◆ **REQUIREMENTS**
Give every entry again, word for word.

++++++++++

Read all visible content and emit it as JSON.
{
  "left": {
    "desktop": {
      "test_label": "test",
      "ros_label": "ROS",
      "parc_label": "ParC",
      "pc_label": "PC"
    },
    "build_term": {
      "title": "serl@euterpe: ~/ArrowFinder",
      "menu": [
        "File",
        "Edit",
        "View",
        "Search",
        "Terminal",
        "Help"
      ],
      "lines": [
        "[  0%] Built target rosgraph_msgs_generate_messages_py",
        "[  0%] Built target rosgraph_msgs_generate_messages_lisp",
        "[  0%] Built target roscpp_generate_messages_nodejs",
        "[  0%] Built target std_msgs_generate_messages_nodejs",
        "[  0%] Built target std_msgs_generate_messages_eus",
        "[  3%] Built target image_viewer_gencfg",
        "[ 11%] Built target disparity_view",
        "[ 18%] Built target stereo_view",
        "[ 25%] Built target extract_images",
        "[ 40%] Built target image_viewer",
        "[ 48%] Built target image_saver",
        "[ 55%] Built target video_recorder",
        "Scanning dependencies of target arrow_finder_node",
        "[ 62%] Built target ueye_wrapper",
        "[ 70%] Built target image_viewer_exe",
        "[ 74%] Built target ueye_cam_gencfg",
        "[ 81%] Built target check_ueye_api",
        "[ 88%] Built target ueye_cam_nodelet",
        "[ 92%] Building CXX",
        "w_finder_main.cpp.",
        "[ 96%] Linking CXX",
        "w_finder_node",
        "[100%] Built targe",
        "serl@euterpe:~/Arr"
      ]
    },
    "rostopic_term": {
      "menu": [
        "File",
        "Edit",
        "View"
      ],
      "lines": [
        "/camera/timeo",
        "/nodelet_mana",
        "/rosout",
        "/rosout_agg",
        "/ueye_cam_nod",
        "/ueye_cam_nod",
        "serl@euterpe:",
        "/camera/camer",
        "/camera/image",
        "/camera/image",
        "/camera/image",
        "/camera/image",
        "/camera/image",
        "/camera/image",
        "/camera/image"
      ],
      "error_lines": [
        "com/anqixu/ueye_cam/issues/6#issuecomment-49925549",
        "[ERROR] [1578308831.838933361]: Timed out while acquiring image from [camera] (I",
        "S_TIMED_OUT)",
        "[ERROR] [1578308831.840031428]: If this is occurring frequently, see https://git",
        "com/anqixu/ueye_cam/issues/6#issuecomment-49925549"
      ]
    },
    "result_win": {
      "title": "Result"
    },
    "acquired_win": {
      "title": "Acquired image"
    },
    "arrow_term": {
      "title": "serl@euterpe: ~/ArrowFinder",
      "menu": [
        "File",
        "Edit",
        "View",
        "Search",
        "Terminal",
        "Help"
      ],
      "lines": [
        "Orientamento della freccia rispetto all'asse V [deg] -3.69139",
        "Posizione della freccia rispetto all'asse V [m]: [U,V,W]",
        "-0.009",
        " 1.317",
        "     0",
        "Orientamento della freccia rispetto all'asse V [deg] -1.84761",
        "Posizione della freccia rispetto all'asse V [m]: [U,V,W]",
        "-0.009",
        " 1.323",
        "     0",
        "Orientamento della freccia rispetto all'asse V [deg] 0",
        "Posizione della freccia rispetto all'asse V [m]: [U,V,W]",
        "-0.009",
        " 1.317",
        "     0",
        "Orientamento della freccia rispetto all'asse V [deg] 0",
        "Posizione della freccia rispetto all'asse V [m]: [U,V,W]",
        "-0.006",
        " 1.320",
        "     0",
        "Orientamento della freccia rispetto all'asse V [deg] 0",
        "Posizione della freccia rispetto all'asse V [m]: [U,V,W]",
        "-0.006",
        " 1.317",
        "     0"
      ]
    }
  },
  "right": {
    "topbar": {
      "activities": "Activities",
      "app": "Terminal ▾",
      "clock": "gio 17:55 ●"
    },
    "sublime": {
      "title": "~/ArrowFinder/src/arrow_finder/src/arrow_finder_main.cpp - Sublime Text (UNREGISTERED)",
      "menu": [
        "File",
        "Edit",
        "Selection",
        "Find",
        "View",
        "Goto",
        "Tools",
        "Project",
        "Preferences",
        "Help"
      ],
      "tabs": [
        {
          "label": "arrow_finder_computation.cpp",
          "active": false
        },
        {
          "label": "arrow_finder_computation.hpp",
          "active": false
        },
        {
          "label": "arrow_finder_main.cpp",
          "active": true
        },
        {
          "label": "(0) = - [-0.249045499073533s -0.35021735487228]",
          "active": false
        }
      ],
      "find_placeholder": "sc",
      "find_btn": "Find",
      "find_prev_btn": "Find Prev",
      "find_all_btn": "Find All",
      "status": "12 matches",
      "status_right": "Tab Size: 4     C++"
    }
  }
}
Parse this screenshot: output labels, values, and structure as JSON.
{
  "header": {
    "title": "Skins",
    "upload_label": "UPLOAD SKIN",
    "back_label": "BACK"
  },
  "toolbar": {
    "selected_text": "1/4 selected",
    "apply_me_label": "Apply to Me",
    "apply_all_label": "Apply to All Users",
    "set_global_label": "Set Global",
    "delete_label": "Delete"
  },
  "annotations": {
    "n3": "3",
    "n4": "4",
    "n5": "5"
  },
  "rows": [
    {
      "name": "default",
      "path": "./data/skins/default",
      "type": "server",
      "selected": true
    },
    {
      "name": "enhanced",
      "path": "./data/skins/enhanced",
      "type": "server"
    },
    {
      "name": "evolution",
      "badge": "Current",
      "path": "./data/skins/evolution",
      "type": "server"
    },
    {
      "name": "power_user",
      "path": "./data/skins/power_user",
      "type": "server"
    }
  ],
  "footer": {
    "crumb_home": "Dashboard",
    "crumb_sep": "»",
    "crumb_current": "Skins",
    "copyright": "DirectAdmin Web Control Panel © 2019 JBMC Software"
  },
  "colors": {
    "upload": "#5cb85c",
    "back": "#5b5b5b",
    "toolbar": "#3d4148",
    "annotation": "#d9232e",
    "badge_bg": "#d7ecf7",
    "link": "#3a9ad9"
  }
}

++++++++++

◆ **ANSWER TO THE PROBLEM**
Read all visible content and emit it as JSON.
{
  "left": {
    "desktop": {
      "test_label": "test",
      "ros_label": "ROS",
      "parc_label": "ParC",
      "pc_label": "PC"
    },
    "build_term": {
      "title": "serl@euterpe: ~/ArrowFinder",
      "menu": [
        "File",
        "Edit",
        "View",
        "Search",
        "Terminal",
        "Help"
      ],
      "lines": [
        "[  0%] Built target rosgraph_msgs_generate_messages_py",
        "[  0%] Built target rosgraph_msgs_generate_messages_lisp",
        "[  0%] Built target roscpp_generate_messages_nodejs",
        "[  0%] Built target std_msgs_generate_messages_nodejs",
        "[  0%] Built target std_msgs_generate_messages_eus",
        "[  3%] Built target image_viewer_gencfg",
        "[ 11%] Built target disparity_view",
        "[ 18%] Built target stereo_view",
        "[ 25%] Built target extract_images",
        "[ 40%] Built target image_viewer",
        "[ 48%] Built target image_saver",
        "[ 55%] Built target video_recorder",
        "Scanning dependencies of target arrow_finder_node",
        "[ 62%] Built target ueye_wrapper",
        "[ 70%] Built target image_viewer_exe",
        "[ 74%] Built target ueye_cam_gencfg",
        "[ 81%] Built target check_ueye_api",
        "[ 88%] Built target ueye_cam_nodelet",
        "[ 92%] Building CXX",
        "w_finder_main.cpp.",
        "[ 96%] Linking CXX",
        "w_finder_node",
        "[100%] Built targe",
        "serl@euterpe:~/Arr"
      ]
    },
    "rostopic_term": {
      "menu": [
        "File",
        "Edit",
        "View"
      ],
      "lines": [
        "/camera/timeo",
        "/nodelet_mana",
        "/rosout",
        "/rosout_agg",
        "/ueye_cam_nod",
        "/ueye_cam_nod",
        "serl@euterpe:",
        "/camera/camer",
        "/camera/image",
        "/camera/image",
        "/camera/image",
        "/camera/image",
        "/camera/image",
        "/camera/image",
        "/camera/image"
      ],
      "error_lines": [
        "com/anqixu/ueye_cam/issues/6#issuecomment-49925549",
        "[ERROR] [1578308831.838933361]: Timed out while acquiring image from [camera] (I",
        "S_TIMED_OUT)",
        "[ERROR] [1578308831.840031428]: If this is occurring frequently, see https://git",
        "com/anqixu/ueye_cam/issues/6#issuecomment-49925549"
      ]
    },
    "result_win": {
      "title": "Result"
    },
    "acquired_win": {
      "title": "Acquired image"
    },
    "arrow_term": {
      "title": "serl@euterpe: ~/ArrowFinder",
      "menu": [
        "File",
        "Edit",
        "View",
        "Search",
        "Terminal",
        "Help"
      ],
      "lines": [
        "Orientamento della freccia rispetto all'asse V [deg] -3.69139",
        "Posizione della freccia rispetto all'asse V [m]: [U,V,W]",
        "-0.009",
        " 1.317",
        "     0",
        "Orientamento della freccia rispetto all'asse V [deg] -1.84761",
        "Posizione della freccia rispetto all'asse V [m]: [U,V,W]",
        "-0.009",
        " 1.323",
        "     0",
        "Orientamento della freccia rispetto all'asse V [deg] 0",
        "Posizione della freccia rispetto all'asse V [m]: [U,V,W]",
        "-0.009",
        " 1.317",
        "     0",
        "Orientamento della freccia rispetto all'asse V [deg] 0",
        "Posizione della freccia rispetto all'asse V [m]: [U,V,W]",
        "-0.006",
        " 1.320",
        "     0",
        "Orientamento della freccia rispetto all'asse V [deg] 0",
        "Posizione della freccia rispetto all'asse V [m]: [U,V,W]",
        "-0.006",
        " 1.317",
        "     0"
      ]
    }
  },
  "right": {
    "topbar": {
      "activities": "Activities",
      "app": "Terminal ▾",
      "clock": "gio 17:55 ●"
    },
    "sublime": {
      "title": "~/ArrowFinder/src/arrow_finder/src/arrow_finder_main.cpp - Sublime Text (UNREGISTERED)",
      "menu": [
        "File",
        "Edit",
        "Selection",
        "Find",
        "View",
        "Goto",
        "Tools",
        "Project",
        "Preferences",
        "Help"
      ],
      "tabs": [
        {
          "label": "arrow_finder_computation.cpp",
          "active": false
        },
        {
          "label": "arrow_finder_computation.hpp",
          "active": false
        },
        {
          "label": "arrow_finder_main.cpp",
          "active": true
        },
        {
          "label": "(0) = - [-0.249045499073533s -0.35021735487228]",
          "active": false
        }
      ],
      "find_placeholder": "sc",
      "find_btn": "Find",
      "find_prev_btn": "Find Prev",
      "find_all_btn": "Find All",
      "status": "12 matches",
      "status_right": "Tab Size: 4     C++"
    }
  }
}
Parse this screenshot: output labels, values, and structure as JSON.
{
  "header": {
    "title": "Skins",
    "upload_label": "UPLOAD SKIN",
    "back_label": "BACK"
  },
  "toolbar": {
    "selected_text": "1/4 selected",
    "apply_me_label": "Apply to Me",
    "apply_all_label": "Apply to All Users",
    "set_global_label": "Set Global",
    "delete_label": "Delete"
  },
  "annotations": {
    "n3": "3",
    "n4": "4",
    "n5": "5"
  },
  "rows": [
    {
      "name": "default",
      "path": "./data/skins/default",
      "type": "server",
      "selected": true
    },
    {
      "name": "enhanced",
      "path": "./data/skins/enhanced",
      "type": "server"
    },
    {
      "name": "evolution",
      "badge": "Current",
      "path": "./data/skins/evolution",
      "type": "server"
    },
    {
      "name": "power_user",
      "path": "./data/skins/power_user",
      "type": "server"
    }
  ],
  "footer": {
    "crumb_home": "Dashboard",
    "crumb_sep": "»",
    "crumb_current": "Skins",
    "copyright": "DirectAdmin Web Control Panel © 2019 JBMC Software"
  },
  "colors": {
    "upload": "#5cb85c",
    "back": "#5b5b5b",
    "toolbar": "#3d4148",
    "annotation": "#d9232e",
    "badge_bg": "#d7ecf7",
    "link": "#3a9ad9"
  }
}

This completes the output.